## BEGIN

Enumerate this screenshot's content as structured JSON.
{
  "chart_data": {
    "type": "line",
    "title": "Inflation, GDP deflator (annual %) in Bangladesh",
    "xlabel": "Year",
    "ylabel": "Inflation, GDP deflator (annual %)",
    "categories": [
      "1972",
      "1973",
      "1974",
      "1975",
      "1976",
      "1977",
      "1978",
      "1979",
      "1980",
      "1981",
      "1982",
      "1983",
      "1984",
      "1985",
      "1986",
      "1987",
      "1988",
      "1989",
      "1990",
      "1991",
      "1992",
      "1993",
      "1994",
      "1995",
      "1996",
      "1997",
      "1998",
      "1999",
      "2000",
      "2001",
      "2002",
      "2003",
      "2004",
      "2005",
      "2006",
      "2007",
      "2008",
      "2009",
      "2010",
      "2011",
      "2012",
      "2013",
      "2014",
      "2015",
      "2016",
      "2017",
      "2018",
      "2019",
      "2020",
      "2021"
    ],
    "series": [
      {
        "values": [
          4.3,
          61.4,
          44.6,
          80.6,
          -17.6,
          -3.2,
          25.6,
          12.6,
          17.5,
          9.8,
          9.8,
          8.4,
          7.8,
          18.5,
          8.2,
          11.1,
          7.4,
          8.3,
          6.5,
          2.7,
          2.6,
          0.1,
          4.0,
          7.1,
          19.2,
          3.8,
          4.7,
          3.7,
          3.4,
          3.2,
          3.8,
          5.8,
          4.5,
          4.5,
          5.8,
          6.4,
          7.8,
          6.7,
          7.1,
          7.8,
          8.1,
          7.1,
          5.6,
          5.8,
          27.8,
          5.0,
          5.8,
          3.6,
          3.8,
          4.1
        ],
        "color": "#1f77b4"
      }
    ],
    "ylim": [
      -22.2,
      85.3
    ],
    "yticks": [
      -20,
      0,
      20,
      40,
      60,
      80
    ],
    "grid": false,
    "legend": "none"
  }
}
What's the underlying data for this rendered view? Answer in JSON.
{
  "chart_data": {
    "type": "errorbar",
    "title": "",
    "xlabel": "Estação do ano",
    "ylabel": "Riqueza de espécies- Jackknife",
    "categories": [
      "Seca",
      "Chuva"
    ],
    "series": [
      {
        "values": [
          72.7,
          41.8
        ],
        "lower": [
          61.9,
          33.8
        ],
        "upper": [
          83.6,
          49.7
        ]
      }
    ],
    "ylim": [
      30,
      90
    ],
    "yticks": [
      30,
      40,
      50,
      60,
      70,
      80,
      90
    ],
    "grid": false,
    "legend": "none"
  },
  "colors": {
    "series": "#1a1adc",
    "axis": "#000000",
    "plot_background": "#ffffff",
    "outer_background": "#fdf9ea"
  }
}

## END

:: Task instructions ::
Starting at the line that contains "What's the underlying", copy each line exactly through the end of the listing above. Include that first line and the last one, and add nothing.

:: Solution ::
What's the underlying data for this rendered view? Answer in JSON.
{
  "chart_data": {
    "type": "errorbar",
    "title": "",
    "xlabel": "Estação do ano",
    "ylabel": "Riqueza de espécies- Jackknife",
    "categories": [
      "Seca",
      "Chuva"
    ],
    "series": [
      {
        "values": [
          72.7,
          41.8
        ],
        "lower": [
          61.9,
          33.8
        ],
        "upper": [
          83.6,
          49.7
        ]
      }
    ],
    "ylim": [
      30,
      90
    ],
    "yticks": [
      30,
      40,
      50,
      60,
      70,
      80,
      90
    ],
    "grid": false,
    "legend": "none"
  },
  "colors": {
    "series": "#1a1adc",
    "axis": "#000000",
    "plot_background": "#ffffff",
    "outer_background": "#fdf9ea"
  }
}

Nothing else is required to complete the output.